*Ваша задача*
Опираясь на эпизод в закусочной из текста для чтения, объясните в одном–трёх предложениях, почему ситуация съёмки селфи названа в нём искусственной.

*Текст для чтения*
..............................
Я люблю экспериментировать со стереотипами. И это то, что я хочу и могу показать другим. Я бы никогда не ставила свои личные снимки на Фейсбук, например. С другой стороны, я в некотором смысле заворожена всей этой виртуальной социализацией. Сколько же людей выстраивают воображаемые образы самих себя, своих идеальных «я». Камера выхватывает что-то из реальности, и это выглядит документально. Но мы или не видим всей картины, или это абсолютно искусственно созданная ситуация.

А насколько искусственна сама ситуация съёмки «селфи»! Я была в какой-то закусочной, и там была группа из примерно пяти ребят, парней и девушек, и они все сидели со смартфонами и в наушниках и что-то там набирали и просматривали. Между ними не было никакой коммуникации. И вдруг один из них сказал: «Давайте сделаем селфи!» И все стянули наушники, расплылись в суперсчастливых улыбках, как будто вокруг них происходит какая-то мегавечеринка. И вот селфи был сделан и, видимо, тут же «запощен» в сеть. И они опять все вернулись к смартфонам…


Strips 6.1.1. 2015. Gallerie Bart

Это такой частный театр претензий (на нечто). Но я надеюсь, что, может, люди, сталкиваясь в своей повседневности вплотную с тем, как строится образ, как он искусственен, станут критичнее относится к тому, что им, скажем, преподносит ТВ и вообще медиа.
..............................
Записи областей макета
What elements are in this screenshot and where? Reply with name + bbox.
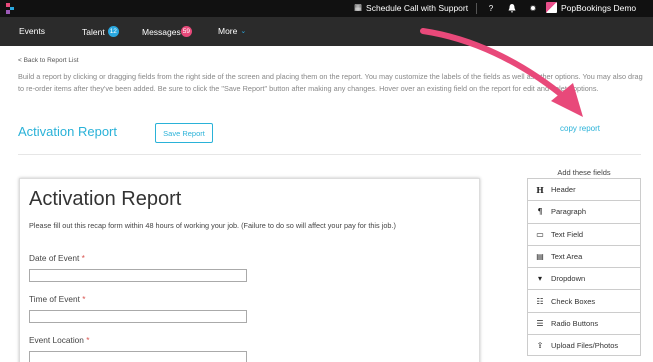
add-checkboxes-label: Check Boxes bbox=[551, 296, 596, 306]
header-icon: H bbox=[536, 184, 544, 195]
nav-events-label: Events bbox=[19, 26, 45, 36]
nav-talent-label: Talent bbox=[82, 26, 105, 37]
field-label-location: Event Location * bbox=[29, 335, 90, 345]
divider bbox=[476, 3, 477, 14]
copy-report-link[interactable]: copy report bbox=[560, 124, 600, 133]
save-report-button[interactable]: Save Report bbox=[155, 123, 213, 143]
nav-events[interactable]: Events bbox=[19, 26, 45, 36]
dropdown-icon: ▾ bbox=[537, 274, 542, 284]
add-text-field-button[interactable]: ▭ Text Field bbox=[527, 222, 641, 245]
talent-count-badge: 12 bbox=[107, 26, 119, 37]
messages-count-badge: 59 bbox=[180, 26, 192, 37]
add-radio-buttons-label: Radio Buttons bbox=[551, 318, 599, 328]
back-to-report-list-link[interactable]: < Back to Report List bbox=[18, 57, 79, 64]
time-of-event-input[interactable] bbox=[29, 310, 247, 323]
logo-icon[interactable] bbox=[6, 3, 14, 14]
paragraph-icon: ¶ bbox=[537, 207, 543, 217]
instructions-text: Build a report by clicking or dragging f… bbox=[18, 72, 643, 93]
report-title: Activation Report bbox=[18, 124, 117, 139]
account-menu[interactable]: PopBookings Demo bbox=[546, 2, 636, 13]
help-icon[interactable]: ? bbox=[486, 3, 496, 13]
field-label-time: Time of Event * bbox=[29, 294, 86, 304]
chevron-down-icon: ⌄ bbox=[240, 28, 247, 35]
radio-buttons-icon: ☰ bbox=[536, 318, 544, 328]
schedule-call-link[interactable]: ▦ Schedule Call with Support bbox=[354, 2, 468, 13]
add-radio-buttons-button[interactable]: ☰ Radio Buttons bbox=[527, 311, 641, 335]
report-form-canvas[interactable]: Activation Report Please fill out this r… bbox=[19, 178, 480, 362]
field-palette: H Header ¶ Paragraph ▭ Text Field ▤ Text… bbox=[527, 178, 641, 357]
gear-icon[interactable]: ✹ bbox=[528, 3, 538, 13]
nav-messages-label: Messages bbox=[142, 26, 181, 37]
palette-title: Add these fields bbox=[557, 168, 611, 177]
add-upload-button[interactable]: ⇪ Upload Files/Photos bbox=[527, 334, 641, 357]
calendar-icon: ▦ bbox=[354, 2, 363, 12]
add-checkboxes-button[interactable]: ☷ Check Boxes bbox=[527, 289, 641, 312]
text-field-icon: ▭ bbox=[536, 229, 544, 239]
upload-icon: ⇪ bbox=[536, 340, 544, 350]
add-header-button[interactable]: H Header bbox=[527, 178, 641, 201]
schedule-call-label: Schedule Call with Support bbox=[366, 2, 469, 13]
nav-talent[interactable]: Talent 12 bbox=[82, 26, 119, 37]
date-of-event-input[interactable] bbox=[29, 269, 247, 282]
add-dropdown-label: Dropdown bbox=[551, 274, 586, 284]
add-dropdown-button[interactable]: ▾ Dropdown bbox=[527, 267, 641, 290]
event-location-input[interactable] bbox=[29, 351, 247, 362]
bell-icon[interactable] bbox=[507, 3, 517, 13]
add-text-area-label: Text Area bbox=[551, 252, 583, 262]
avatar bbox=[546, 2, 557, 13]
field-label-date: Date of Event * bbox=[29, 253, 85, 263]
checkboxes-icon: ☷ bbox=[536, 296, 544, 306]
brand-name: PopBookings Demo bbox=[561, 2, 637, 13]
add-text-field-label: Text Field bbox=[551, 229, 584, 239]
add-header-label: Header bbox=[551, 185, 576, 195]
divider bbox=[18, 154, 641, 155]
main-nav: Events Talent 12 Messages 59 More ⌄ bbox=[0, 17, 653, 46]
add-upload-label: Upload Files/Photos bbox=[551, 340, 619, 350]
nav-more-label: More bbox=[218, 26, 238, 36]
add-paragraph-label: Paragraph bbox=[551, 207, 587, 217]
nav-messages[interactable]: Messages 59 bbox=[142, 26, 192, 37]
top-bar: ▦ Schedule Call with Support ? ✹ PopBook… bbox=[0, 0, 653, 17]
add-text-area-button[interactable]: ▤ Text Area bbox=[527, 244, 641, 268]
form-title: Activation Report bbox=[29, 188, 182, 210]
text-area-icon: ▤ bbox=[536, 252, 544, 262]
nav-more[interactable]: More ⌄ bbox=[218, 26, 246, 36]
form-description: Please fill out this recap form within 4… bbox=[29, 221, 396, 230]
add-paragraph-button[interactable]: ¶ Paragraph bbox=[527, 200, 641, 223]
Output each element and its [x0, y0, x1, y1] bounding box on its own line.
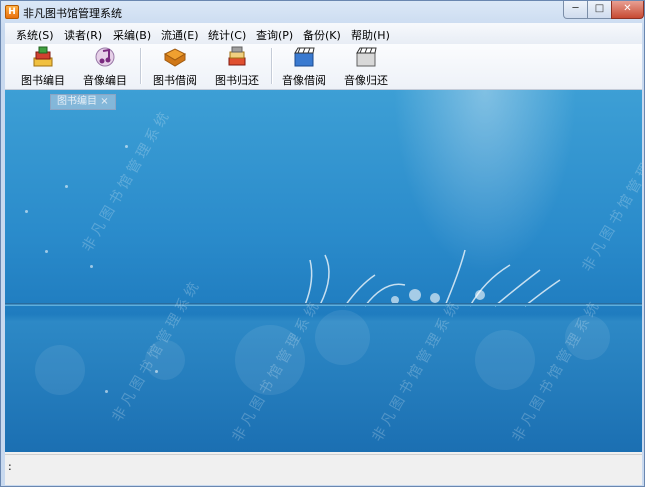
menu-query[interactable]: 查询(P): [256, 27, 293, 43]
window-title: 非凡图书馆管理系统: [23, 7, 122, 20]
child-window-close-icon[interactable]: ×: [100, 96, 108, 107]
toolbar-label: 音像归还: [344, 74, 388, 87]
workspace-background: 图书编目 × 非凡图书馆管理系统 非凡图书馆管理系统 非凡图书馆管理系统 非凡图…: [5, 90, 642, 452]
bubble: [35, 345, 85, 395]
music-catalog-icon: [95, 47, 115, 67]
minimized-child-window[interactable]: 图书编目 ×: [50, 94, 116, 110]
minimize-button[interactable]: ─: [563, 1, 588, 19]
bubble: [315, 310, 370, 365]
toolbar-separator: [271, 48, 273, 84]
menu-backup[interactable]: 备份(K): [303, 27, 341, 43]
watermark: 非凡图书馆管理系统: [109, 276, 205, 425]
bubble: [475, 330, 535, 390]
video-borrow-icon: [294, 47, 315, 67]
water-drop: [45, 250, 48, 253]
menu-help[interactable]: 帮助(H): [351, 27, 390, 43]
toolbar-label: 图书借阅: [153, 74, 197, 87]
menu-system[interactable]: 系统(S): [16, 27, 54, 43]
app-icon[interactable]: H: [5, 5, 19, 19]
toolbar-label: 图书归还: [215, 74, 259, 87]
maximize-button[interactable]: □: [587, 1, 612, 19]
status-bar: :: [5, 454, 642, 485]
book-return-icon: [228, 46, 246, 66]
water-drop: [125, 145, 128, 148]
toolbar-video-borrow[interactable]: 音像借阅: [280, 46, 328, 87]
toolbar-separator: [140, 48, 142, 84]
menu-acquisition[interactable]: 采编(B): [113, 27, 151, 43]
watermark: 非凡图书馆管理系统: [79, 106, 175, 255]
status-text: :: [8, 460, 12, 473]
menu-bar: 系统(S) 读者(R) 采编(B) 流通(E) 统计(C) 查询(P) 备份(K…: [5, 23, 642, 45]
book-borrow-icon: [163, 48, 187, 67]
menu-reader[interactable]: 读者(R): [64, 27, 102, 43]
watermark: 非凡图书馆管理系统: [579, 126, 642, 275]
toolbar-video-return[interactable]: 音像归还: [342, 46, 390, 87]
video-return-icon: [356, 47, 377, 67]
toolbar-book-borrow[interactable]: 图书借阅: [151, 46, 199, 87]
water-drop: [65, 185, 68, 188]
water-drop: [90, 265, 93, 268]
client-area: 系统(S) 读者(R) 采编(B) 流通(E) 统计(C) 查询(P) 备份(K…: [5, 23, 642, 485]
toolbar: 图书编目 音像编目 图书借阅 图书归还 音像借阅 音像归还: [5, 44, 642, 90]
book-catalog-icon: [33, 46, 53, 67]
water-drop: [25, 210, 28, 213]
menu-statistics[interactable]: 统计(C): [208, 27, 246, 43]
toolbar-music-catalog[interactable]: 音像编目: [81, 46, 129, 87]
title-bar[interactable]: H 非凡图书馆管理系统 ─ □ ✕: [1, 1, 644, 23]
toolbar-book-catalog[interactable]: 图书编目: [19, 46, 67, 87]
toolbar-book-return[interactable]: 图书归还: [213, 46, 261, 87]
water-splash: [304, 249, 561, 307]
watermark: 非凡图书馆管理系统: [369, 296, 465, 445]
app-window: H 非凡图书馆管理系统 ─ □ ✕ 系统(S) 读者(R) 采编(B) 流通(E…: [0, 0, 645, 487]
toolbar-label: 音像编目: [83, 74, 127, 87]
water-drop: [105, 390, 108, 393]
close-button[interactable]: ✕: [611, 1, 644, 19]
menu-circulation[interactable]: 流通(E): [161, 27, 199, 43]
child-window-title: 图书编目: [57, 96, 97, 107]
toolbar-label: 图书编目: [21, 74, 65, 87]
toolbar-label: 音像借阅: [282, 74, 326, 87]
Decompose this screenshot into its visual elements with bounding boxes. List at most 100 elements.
..............................
*Верный результат*
Около пяти парней и девушек сидели со смартфонами и в наушниках, и между ними не было никакой коммуникации. Когда один предложил сделать селфи, все сняли наушники и расплылись в суперсчастливых улыбках, как будто вокруг идёт мегавечеринка. После съёмки они снова вернулись к смартфонам.